Extracted information:

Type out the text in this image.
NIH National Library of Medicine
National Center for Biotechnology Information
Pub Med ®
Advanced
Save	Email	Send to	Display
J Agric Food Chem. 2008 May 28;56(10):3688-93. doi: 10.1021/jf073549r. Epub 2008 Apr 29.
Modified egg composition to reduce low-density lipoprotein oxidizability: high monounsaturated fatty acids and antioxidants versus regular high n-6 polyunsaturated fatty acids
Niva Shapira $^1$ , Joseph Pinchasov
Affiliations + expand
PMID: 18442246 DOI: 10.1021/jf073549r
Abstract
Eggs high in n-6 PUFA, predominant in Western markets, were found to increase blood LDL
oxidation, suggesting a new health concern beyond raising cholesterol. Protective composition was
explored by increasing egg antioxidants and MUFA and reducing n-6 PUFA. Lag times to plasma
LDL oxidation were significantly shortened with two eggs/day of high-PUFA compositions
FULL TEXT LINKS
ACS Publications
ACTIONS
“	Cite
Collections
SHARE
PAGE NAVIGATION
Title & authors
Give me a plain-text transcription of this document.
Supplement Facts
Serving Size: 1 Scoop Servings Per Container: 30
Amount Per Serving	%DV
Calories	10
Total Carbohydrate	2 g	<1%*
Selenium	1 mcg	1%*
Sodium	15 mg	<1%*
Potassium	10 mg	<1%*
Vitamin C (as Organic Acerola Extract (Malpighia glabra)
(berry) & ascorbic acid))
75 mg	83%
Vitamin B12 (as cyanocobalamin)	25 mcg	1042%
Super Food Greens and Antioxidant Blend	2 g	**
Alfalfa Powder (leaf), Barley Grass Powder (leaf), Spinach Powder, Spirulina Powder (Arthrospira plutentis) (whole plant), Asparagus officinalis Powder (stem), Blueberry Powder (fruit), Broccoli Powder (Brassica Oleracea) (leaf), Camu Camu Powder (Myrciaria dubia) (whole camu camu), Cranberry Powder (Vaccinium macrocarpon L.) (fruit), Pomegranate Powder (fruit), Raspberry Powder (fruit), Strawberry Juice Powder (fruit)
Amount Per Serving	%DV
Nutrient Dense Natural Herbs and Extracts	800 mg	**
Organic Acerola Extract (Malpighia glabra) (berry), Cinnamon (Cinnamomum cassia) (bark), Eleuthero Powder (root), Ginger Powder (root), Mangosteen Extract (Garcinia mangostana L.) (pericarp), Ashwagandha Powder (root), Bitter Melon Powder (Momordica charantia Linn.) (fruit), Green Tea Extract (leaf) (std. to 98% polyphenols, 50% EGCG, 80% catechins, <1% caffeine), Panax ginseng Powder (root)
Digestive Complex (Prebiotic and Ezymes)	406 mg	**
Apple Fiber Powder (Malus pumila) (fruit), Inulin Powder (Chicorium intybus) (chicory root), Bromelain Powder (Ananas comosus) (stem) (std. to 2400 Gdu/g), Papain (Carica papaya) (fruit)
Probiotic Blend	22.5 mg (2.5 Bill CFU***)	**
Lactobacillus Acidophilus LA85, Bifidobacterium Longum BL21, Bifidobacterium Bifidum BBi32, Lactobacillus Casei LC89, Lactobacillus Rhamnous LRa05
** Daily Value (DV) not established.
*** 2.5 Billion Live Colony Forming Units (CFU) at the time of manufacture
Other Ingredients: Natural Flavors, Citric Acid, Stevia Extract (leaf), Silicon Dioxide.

Problem to work on: Repeat the material exactly. Every line should match.

Written answer:
Type out the text in this image.
NIH National Library of Medicine
National Center for Biotechnology Information
Pub Med ®
Advanced
Save	Email	Send to	Display
J Agric Food Chem. 2008 May 28;56(10):3688-93. doi: 10.1021/jf073549r. Epub 2008 Apr 29.
Modified egg composition to reduce low-density lipoprotein oxidizability: high monounsaturated fatty acids and antioxidants versus regular high n-6 polyunsaturated fatty acids
Niva Shapira $^1$ , Joseph Pinchasov
Affiliations + expand
PMID: 18442246 DOI: 10.1021/jf073549r
Abstract
Eggs high in n-6 PUFA, predominant in Western markets, were found to increase blood LDL
oxidation, suggesting a new health concern beyond raising cholesterol. Protective composition was
explored by increasing egg antioxidants and MUFA and reducing n-6 PUFA. Lag times to plasma
LDL oxidation were significantly shortened with two eggs/day of high-PUFA compositions
FULL TEXT LINKS
ACS Publications
ACTIONS
“	Cite
Collections
SHARE
PAGE NAVIGATION
Title & authors
Give me a plain-text transcription of this document.
Supplement Facts
Serving Size: 1 Scoop Servings Per Container: 30
Amount Per Serving	%DV
Calories	10
Total Carbohydrate	2 g	<1%*
Selenium	1 mcg	1%*
Sodium	15 mg	<1%*
Potassium	10 mg	<1%*
Vitamin C (as Organic Acerola Extract (Malpighia glabra)
(berry) & ascorbic acid))
75 mg	83%
Vitamin B12 (as cyanocobalamin)	25 mcg	1042%
Super Food Greens and Antioxidant Blend	2 g	**
Alfalfa Powder (leaf), Barley Grass Powder (leaf), Spinach Powder, Spirulina Powder (Arthrospira plutentis) (whole plant), Asparagus officinalis Powder (stem), Blueberry Powder (fruit), Broccoli Powder (Brassica Oleracea) (leaf), Camu Camu Powder (Myrciaria dubia) (whole camu camu), Cranberry Powder (Vaccinium macrocarpon L.) (fruit), Pomegranate Powder (fruit), Raspberry Powder (fruit), Strawberry Juice Powder (fruit)
Amount Per Serving	%DV
Nutrient Dense Natural Herbs and Extracts	800 mg	**
Organic Acerola Extract (Malpighia glabra) (berry), Cinnamon (Cinnamomum cassia) (bark), Eleuthero Powder (root), Ginger Powder (root), Mangosteen Extract (Garcinia mangostana L.) (pericarp), Ashwagandha Powder (root), Bitter Melon Powder (Momordica charantia Linn.) (fruit), Green Tea Extract (leaf) (std. to 98% polyphenols, 50% EGCG, 80% catechins, <1% caffeine), Panax ginseng Powder (root)
Digestive Complex (Prebiotic and Ezymes)	406 mg	**
Apple Fiber Powder (Malus pumila) (fruit), Inulin Powder (Chicorium intybus) (chicory root), Bromelain Powder (Ananas comosus) (stem) (std. to 2400 Gdu/g), Papain (Carica papaya) (fruit)
Probiotic Blend	22.5 mg (2.5 Bill CFU***)	**
Lactobacillus Acidophilus LA85, Bifidobacterium Longum BL21, Bifidobacterium Bifidum BBi32, Lactobacillus Casei LC89, Lactobacillus Rhamnous LRa05
** Daily Value (DV) not established.
*** 2.5 Billion Live Colony Forming Units (CFU) at the time of manufacture
Other Ingredients: Natural Flavors, Citric Acid, Stevia Extract (leaf), Silicon Dioxide.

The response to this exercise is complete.